---------- Records for the task
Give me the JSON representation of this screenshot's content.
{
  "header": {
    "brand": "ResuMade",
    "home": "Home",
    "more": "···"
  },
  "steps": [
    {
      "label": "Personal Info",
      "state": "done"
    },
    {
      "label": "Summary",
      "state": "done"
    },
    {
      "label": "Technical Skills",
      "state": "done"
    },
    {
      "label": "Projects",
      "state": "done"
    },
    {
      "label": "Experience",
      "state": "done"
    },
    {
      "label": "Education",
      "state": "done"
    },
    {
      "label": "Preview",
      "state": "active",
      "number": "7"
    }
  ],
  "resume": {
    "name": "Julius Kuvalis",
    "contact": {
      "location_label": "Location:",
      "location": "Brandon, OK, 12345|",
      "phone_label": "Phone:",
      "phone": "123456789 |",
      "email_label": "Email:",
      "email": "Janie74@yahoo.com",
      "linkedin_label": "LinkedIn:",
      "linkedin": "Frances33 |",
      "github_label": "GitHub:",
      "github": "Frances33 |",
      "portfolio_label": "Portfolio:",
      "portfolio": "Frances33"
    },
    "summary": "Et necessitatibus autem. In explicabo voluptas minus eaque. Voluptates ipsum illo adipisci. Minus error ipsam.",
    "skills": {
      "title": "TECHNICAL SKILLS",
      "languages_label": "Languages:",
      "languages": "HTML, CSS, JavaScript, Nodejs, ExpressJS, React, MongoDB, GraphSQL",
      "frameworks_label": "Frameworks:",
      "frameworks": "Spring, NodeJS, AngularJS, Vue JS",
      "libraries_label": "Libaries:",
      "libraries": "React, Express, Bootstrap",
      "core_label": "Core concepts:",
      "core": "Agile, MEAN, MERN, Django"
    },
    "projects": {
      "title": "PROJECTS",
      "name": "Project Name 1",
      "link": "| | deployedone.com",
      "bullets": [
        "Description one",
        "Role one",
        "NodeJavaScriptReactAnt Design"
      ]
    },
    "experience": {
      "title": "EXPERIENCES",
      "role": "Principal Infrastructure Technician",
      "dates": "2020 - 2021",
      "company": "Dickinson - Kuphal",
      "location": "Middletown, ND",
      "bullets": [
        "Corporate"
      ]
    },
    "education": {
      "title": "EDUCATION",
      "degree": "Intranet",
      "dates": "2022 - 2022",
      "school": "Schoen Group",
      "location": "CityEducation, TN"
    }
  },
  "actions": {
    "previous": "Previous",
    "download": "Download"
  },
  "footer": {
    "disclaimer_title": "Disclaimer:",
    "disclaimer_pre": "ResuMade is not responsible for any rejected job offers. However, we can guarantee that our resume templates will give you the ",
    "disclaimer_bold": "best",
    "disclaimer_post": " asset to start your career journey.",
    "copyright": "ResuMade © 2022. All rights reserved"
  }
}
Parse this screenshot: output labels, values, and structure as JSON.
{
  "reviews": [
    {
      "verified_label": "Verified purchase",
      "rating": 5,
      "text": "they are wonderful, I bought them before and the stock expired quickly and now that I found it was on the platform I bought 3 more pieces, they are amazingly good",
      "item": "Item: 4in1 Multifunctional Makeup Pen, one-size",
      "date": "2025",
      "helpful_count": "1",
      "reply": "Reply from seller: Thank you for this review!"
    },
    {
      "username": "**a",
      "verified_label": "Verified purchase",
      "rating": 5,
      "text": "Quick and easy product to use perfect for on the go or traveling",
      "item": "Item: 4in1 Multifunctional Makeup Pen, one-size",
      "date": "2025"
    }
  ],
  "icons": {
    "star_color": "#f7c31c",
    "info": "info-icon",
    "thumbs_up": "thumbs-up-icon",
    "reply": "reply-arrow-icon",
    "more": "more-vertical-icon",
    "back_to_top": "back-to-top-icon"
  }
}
--------------------
Exercise details> Output exactly the lines above, from the one holding "Parse this screenshot: output" through the end of the data, including the first and last.

In response>
Parse this screenshot: output labels, values, and structure as JSON.
{
  "reviews": [
    {
      "verified_label": "Verified purchase",
      "rating": 5,
      "text": "they are wonderful, I bought them before and the stock expired quickly and now that I found it was on the platform I bought 3 more pieces, they are amazingly good",
      "item": "Item: 4in1 Multifunctional Makeup Pen, one-size",
      "date": "2025",
      "helpful_count": "1",
      "reply": "Reply from seller: Thank you for this review!"
    },
    {
      "username": "**a",
      "verified_label": "Verified purchase",
      "rating": 5,
      "text": "Quick and easy product to use perfect for on the go or traveling",
      "item": "Item: 4in1 Multifunctional Makeup Pen, one-size",
      "date": "2025"
    }
  ],
  "icons": {
    "star_color": "#f7c31c",
    "info": "info-icon",
    "thumbs_up": "thumbs-up-icon",
    "reply": "reply-arrow-icon",
    "more": "more-vertical-icon",
    "back_to_top": "back-to-top-icon"
  }
}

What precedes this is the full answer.